Given task |
Report how many lines below contain the word "CLUST", and give only that number.
□ □ □
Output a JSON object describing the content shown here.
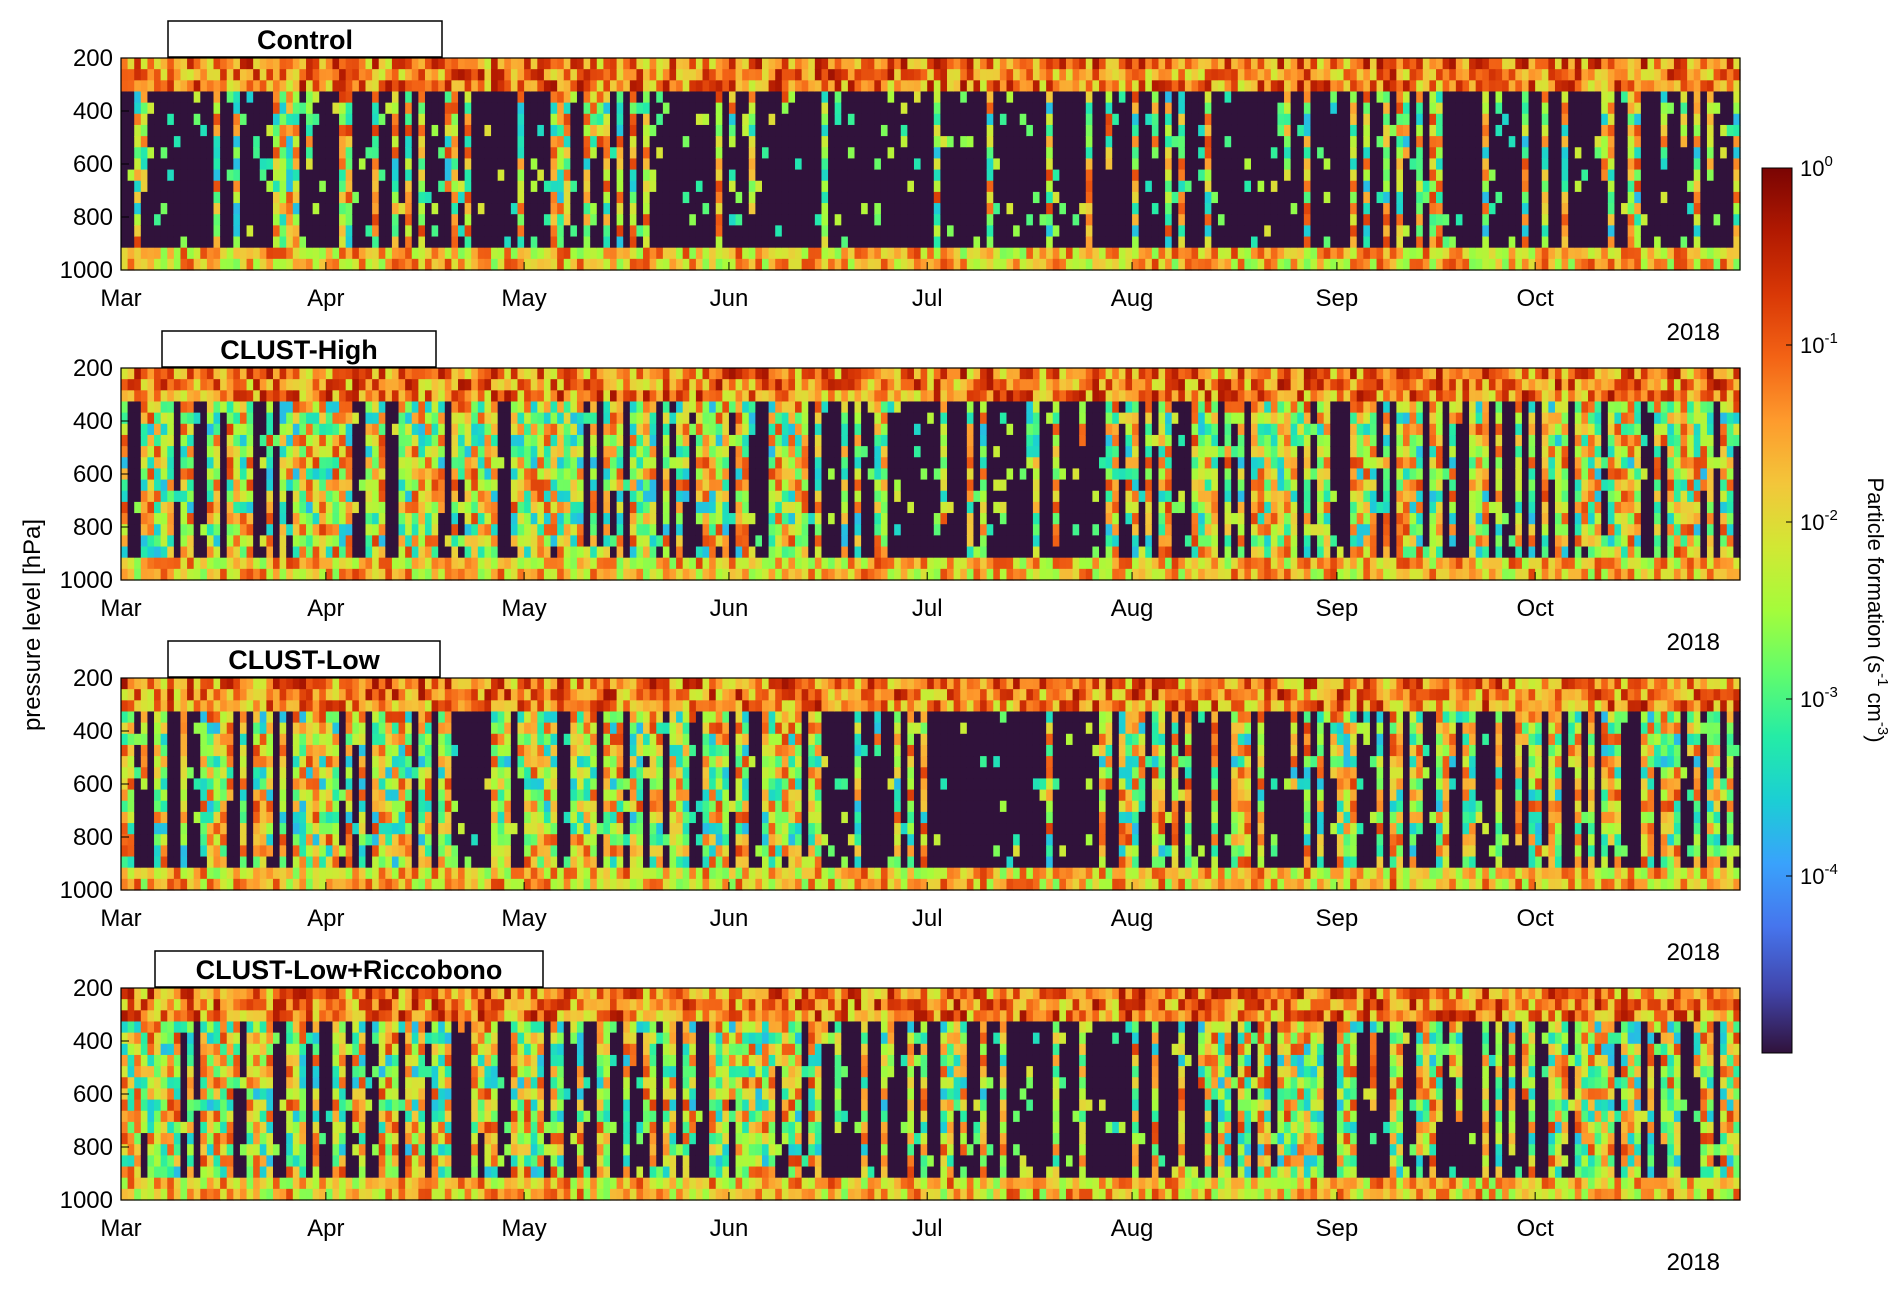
{
  "figure": {
    "ylabel": "pressure level [hPa]",
    "year_label": "2018"
  },
  "chart_data": {
    "type": "heatmap",
    "x_axis": {
      "ticks": [
        "Mar",
        "Apr",
        "May",
        "Jun",
        "Jul",
        "Aug",
        "Sep",
        "Oct"
      ],
      "tick_dates": [
        "2018-03-01",
        "2018-04-01",
        "2018-05-01",
        "2018-06-01",
        "2018-07-01",
        "2018-08-01",
        "2018-09-01",
        "2018-10-01"
      ],
      "range": [
        "2018-03-01",
        "2018-11-01"
      ],
      "year": "2018"
    },
    "y_axis": {
      "label": "pressure level [hPa]",
      "reversed": true,
      "range": [
        200,
        1000
      ],
      "ticks": [
        200,
        400,
        600,
        800,
        1000
      ]
    },
    "colorbar": {
      "label_text": "Particle formation (s",
      "label_sup1": "-1",
      "label_mid": " cm",
      "label_sup2": "-3",
      "label_end": ")",
      "scale": "log",
      "range": [
        1e-05,
        1
      ],
      "tick_base": "10",
      "tick_exponents": [
        "0",
        "-1",
        "-2",
        "-3",
        "-4"
      ],
      "tick_values": [
        1,
        0.1,
        0.01,
        0.001,
        0.0001
      ],
      "colormap": [
        "#30123b",
        "#4145ab",
        "#4675ed",
        "#39a2fc",
        "#1bcfd4",
        "#24eca6",
        "#61fc6c",
        "#a4fc3b",
        "#d1e834",
        "#f3c63a",
        "#fe9b2d",
        "#f36315",
        "#d93806",
        "#b11901",
        "#7a0403"
      ]
    },
    "panels": [
      {
        "title": "Control",
        "seed": 11,
        "activity": 0.3
      },
      {
        "title": "CLUST-High",
        "seed": 23,
        "activity": 0.62
      },
      {
        "title": "CLUST-Low",
        "seed": 37,
        "activity": 0.55
      },
      {
        "title": "CLUST-Low+Riccobono",
        "seed": 53,
        "activity": 0.58
      }
    ]
  }
}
□ □ □
Answer to this exercise |
3